◆ GIVEN EXERCISE ◆
Copy every line from the material below that holds "изделий".

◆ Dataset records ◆
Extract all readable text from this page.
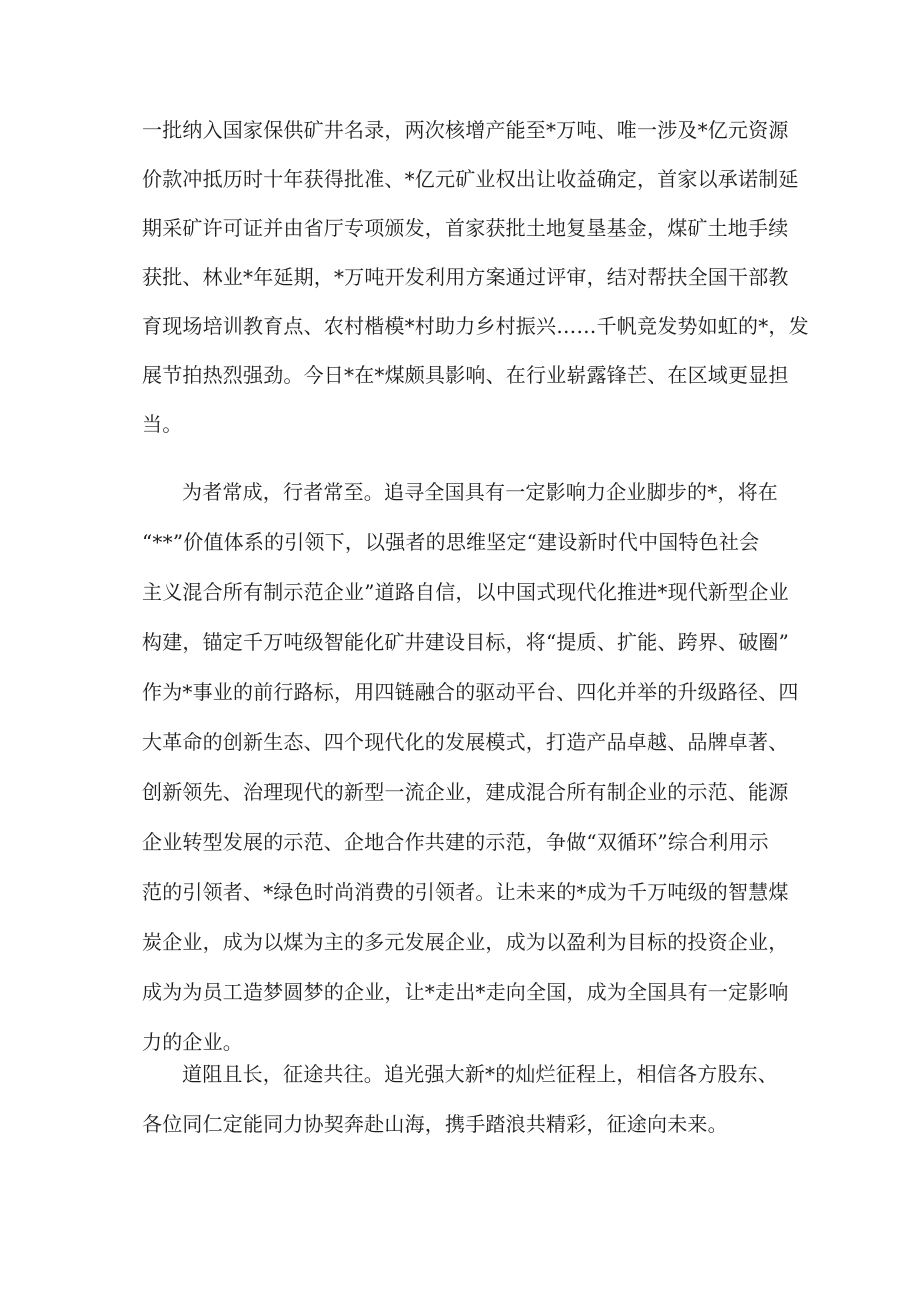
一批纳入国家保供矿井名录，两次核增产能至*万吨、唯一涉及*亿元资源
价款冲抵历时十年获得批准、*亿元矿业权出让收益确定，首家以承诺制延
期采矿许可证并由省厅专项颁发，首家获批土地复垦基金，煤矿土地手续
获批、林业*年延期，*万吨开发利用方案通过评审，结对帮扶全国干部教
育现场培训教育点、农村楷模*村助力乡村振兴……千帆竞发势如虹的*，发
展节拍热烈强劲。今日*在*煤颇具影响、在行业崭露锋芒、在区域更显担
当。
为者常成，行者常至。追寻全国具有一定影响力企业脚步的*，将在
“**”价值体系的引领下，以强者的思维坚定“建设新时代中国特色社会
主义混合所有制示范企业”道路自信，以中国式现代化推进*现代新型企业
构建，锚定千万吨级智能化矿井建设目标，将“提质、扩能、跨界、破圈”
作为*事业的前行路标，用四链融合的驱动平台、四化并举的升级路径、四
大革命的创新生态、四个现代化的发展模式，打造产品卓越、品牌卓著、
创新领先、治理现代的新型一流企业，建成混合所有制企业的示范、能源
企业转型发展的示范、企地合作共建的示范，争做“双循环”综合利用示
范的引领者、*绿色时尚消费的引领者。让未来的*成为千万吨级的智慧煤
炭企业，成为以煤为主的多元发展企业，成为以盈利为目标的投资企业，
成为为员工造梦圆梦的企业，让*走出*走向全国，成为全国具有一定影响
力的企业。
道阻且长，征途共往。追光强大新*的灿烂征程上，相信各方股东、
各位同仁定能同力协契奔赴山海，携手踏浪共精彩，征途向未来。
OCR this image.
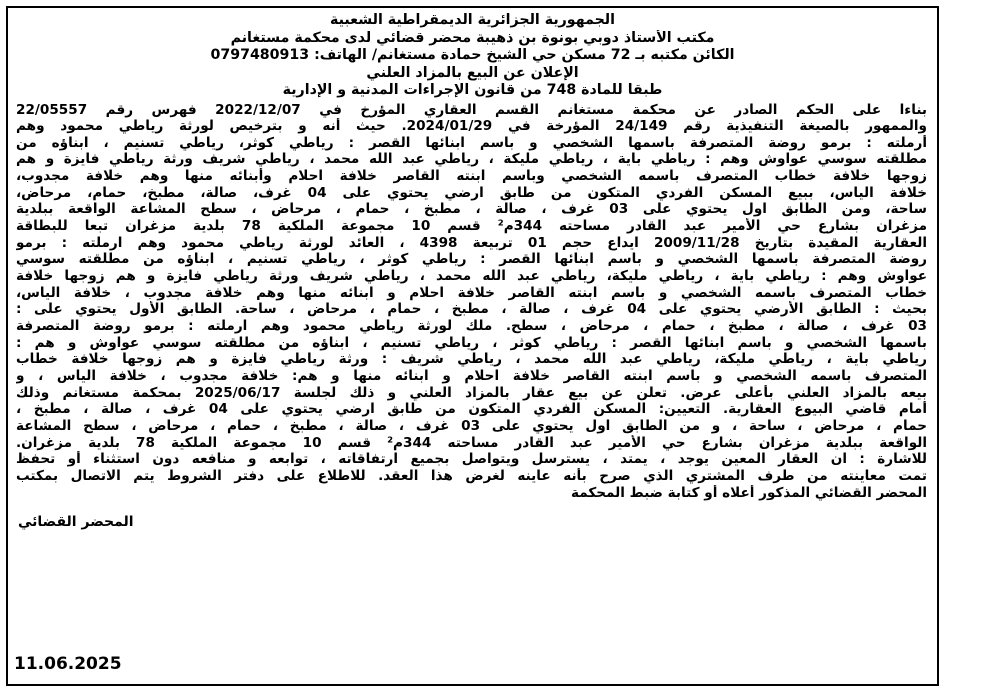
الجمهورية الجزائرية الديمقراطية الشعبية
مكتب الأستاذ دوبي بونوة بن ذهيبة محضر قضائي لدى محكمة مستغانم
الكائن مكتبه بـ 72 مسكن حي الشيخ حمادة مستغانم/ الهاتف: 0797480913
الإعلان عن البيع بالمزاد العلني
طبقا للمادة 748 من قانون الإجراءات المدنية و الإدارية
بناءا على الحكم الصادر عن محكمة مستغانم القسم العقاري المؤرخ في 2022/12/07 فهرس رقم 22/05557
والممهور بالصيغة التنفيذية رقم 24/149 المؤرخة في 2024/01/29. حيث أنه و بترخيص لورثة رياطي محمود وهم
أرملته : برمو روضة المتصرفة باسمها الشخصي و باسم ابنائها القصر : رياطي كوثر، رياطي تسنيم ، ابناؤه من
مطلقته سوسي عواوش وهم : رياطي باية ، رياطي مليكة ، رياطي عبد الله محمد ، رياطي شريف ورثة رياطي فايزة و هم
زوجها خلافة خطاب المتصرف باسمه الشخصي وباسم ابنته القاصر خلافة احلام وأبنائه منها وهم خلافة مجدوب،
خلافة الياس، ببيع المسكن الفردي المتكون من طابق ارضي يحتوي على 04 غرف، صالة، مطبخ، حمام، مرحاض،
ساحة، ومن الطابق اول يحتوي على 03 غرف ، صالة ، مطبخ ، حمام ، مرحاض ، سطح المشاعة الواقعة ببلدية
مزغران بشارع حي الأمير عبد القادر مساحته 344م² قسم 10 مجموعة الملكية 78 بلدية مزغران تبعا للبطاقة
العقارية المقيدة بتاريخ 2009/11/28 ايداع حجم 01 تربيعة 4398 ، العائد لورثة رياطي محمود وهم ارملته : برمو
روضة المتصرفة باسمها الشخصي و باسم ابنائها القصر : رياطي كوثر ، رياطي تسنيم ، ابناؤه من مطلقته سوسي
عواوش وهم : رياطي باية ، رياطي مليكة، رياطي عبد الله محمد ، رياطي شريف ورثة رياطي فايزة و هم زوجها خلافة
خطاب المتصرف باسمه الشخصي و باسم ابنته القاصر خلافة احلام و ابنائه منها وهم خلافة مجدوب ، خلافة الياس،
بحيث : الطابق الأرضي يحتوي على 04 غرف ، صالة ، مطبخ ، حمام ، مرحاض ، ساحة. الطابق الأول يحتوي على :
03 غرف ، صالة ، مطبخ ، حمام ، مرحاض ، سطح. ملك لورثة رياطي محمود وهم ارملته : برمو روضة المتصرفة
باسمها الشخصي و باسم ابنائها القصر : رياطي كوثر ، رياطي تسنيم ، ابناؤه من مطلقته سوسي عواوش و هم :
رياطي باية ، رياطي مليكة، رياطي عبد الله محمد ، رياطي شريف : ورثة رياطي فايزة و هم زوجها خلافة خطاب
المتصرف باسمه الشخصي و باسم ابنته القاصر خلافة احلام و ابنائه منها و هم: خلافة مجدوب ، خلافة الياس ، و
بيعه بالمزاد العلني بأعلى عرض. تعلن عن بيع عقار بالمزاد العلني و ذلك لجلسة 2025/06/17 بمحكمة مستغانم وذلك
أمام قاضي البيوع العقارية. التعيين: المسكن الفردي المتكون من طابق ارضي يحتوي على 04 غرف ، صالة ، مطبخ ،
حمام ، مرحاض ، ساحة ، و من الطابق اول يحتوي على 03 غرف ، صالة ، مطبخ ، حمام ، مرحاض ، سطح المشاعة
الواقعة ببلدية مزغران بشارع حي الأمير عبد القادر مساحته 344م² قسم 10 مجموعة الملكية 78 بلدية مزغران.
للاشارة : ان العقار المعين يوجد ، يمتد ، يسترسل ويتواصل بجميع ارتفاقاته ، توابعه و منافعه دون استثناء أو تحفظ
تمت معاينته من طرف المشتري الذي صرح بأنه عاينه لغرض هذا العقد. للاطلاع على دفتر الشروط يتم الاتصال بمكتب
المحضر القضائي المذكور أعلاه أو كتابة ضبط المحكمة
المحضر القضائي
11.06.2025
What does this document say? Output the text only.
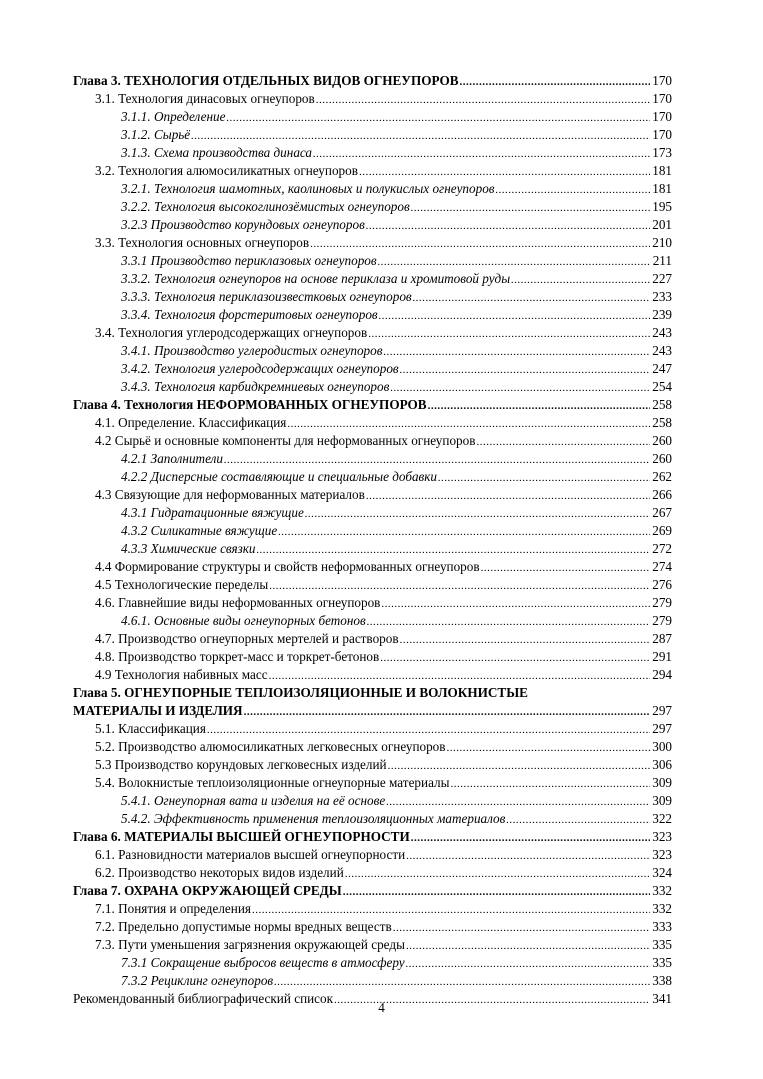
Глава 3. ТЕХНОЛОГИЯ ОТДЕЛЬНЫХ ВИДОВ ОГНЕУПОРОВ .....	170
3.1. Технология динасовых огнеупоров .....	170
3.1.1. Определение .....	170
3.1.2. Сырьё .....	170
3.1.3. Схема производства динаса .....	173
3.2. Технология алюмосиликатных огнеупоров .....	181
3.2.1. Технология шамотных, каолиновых и полукислых огнеупоров .....	181
3.2.2. Технология высокоглинозёмистых огнеупоров .....	195
3.2.3 Производство корундовых огнеупоров .....	201
3.3. Технология основных огнеупоров .....	210
3.3.1 Производство периклазовых огнеупоров .....	211
3.3.2. Технология огнеупоров на основе периклаза и хромитовой руды .....	227
3.3.3. Технология периклазоизвестковых огнеупоров .....	233
3.3.4. Технология форстеритовых огнеупоров .....	239
3.4. Технология углеродсодержащих огнеупоров .....	243
3.4.1. Производство углеродистых огнеупоров .....	243
3.4.2. Технология углеродсодержащих огнеупоров .....	247
3.4.3. Технология карбидкремниевых огнеупоров .....	254
Глава 4. Технология НЕФОРМОВАННЫХ ОГНЕУПОРОВ .....	258
4.1. Определение. Классификация .....	258
4.2 Сырьё и основные компоненты для неформованных огнеупоров .....	260
4.2.1 Заполнители .....	260
4.2.2 Дисперсные составляющие и специальные добавки .....	262
4.3 Связующие для неформованных материалов .....	266
4.3.1 Гидратационные вяжущие .....	267
4.3.2 Силикатные вяжущие .....	269
4.3.3 Химические связки .....	272
4.4 Формирование структуры и свойств неформованных огнеупоров .....	274
4.5 Технологические переделы .....	276
4.6. Главнейшие виды неформованных огнеупоров .....	279
4.6.1. Основные виды огнеупорных бетонов .....	279
4.7. Производство огнеупорных мертелей и растворов .....	287
4.8. Производство торкрет-масс и торкрет-бетонов .....	291
4.9 Технология набивных масс .....	294
Глава 5. ОГНЕУПОРНЫЕ ТЕПЛОИЗОЛЯЦИОННЫЕ И ВОЛОКНИСТЫЕ
МАТЕРИАЛЫ И ИЗДЕЛИЯ .....	297
5.1. Классификация .....	297
5.2. Производство алюмосиликатных легковесных огнеупоров .....	300
5.3 Производство корундовых легковесных изделий .....	306
5.4. Волокнистые теплоизоляционные огнеупорные материалы .....	309
5.4.1. Огнеупорная вата и изделия на её основе .....	309
5.4.2. Эффективность применения теплоизоляционных материалов .....	322
Глава 6. МАТЕРИАЛЫ ВЫСШЕЙ ОГНЕУПОРНОСТИ .....	323
6.1. Разновидности материалов высшей огнеупорности .....	323
6.2. Производство некоторых видов изделий .....	324
Глава 7. ОХРАНА ОКРУЖАЮЩЕЙ СРЕДЫ .....	332
7.1. Понятия и определения .....	332
7.2. Предельно допустимые нормы вредных веществ .....	333
7.3. Пути уменьшения загрязнения окружающей среды .....	335
7.3.1 Сокращение выбросов веществ в атмосферу .....	335
7.3.2 Рециклинг огнеупоров .....	338
Рекомендованный библиографический список .....	341
4
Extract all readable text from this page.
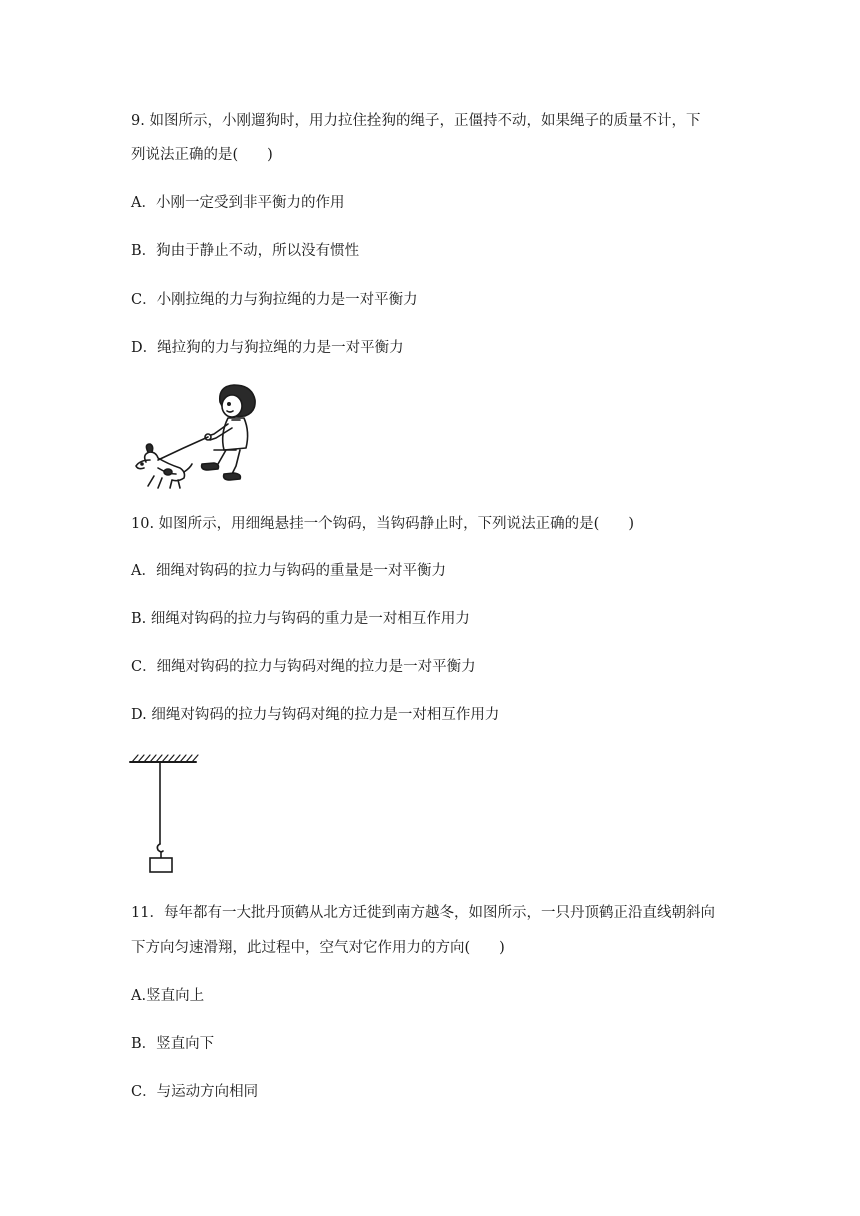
9. 如图所示，小刚遛狗时，用力拉住拴狗的绳子，正僵持不动，如果绳子的质量不计，下
列说法正确的是(　　)
A．小刚一定受到非平衡力的作用
B．狗由于静止不动，所以没有惯性
C．小刚拉绳的力与狗拉绳的力是一对平衡力
D．绳拉狗的力与狗拉绳的力是一对平衡力
10. 如图所示，用细绳悬挂一个钩码，当钩码静止时，下列说法正确的是(　　)
A．细绳对钩码的拉力与钩码的重量是一对平衡力
B. 细绳对钩码的拉力与钩码的重力是一对相互作用力
C．细绳对钩码的拉力与钩码对绳的拉力是一对平衡力
D. 细绳对钩码的拉力与钩码对绳的拉力是一对相互作用力
11．每年都有一大批丹顶鹤从北方迁徙到南方越冬，如图所示，一只丹顶鹤正沿直线朝斜向
下方向匀速滑翔，此过程中，空气对它作用力的方向(　　)
A.竖直向上
B．竖直向下
C．与运动方向相同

◆ SOLUTION TO THIS PROBLEM ◆
5.3 Производство корундовых легковесных изделий .....	306
6.2. Производство некоторых видов изделий .....	324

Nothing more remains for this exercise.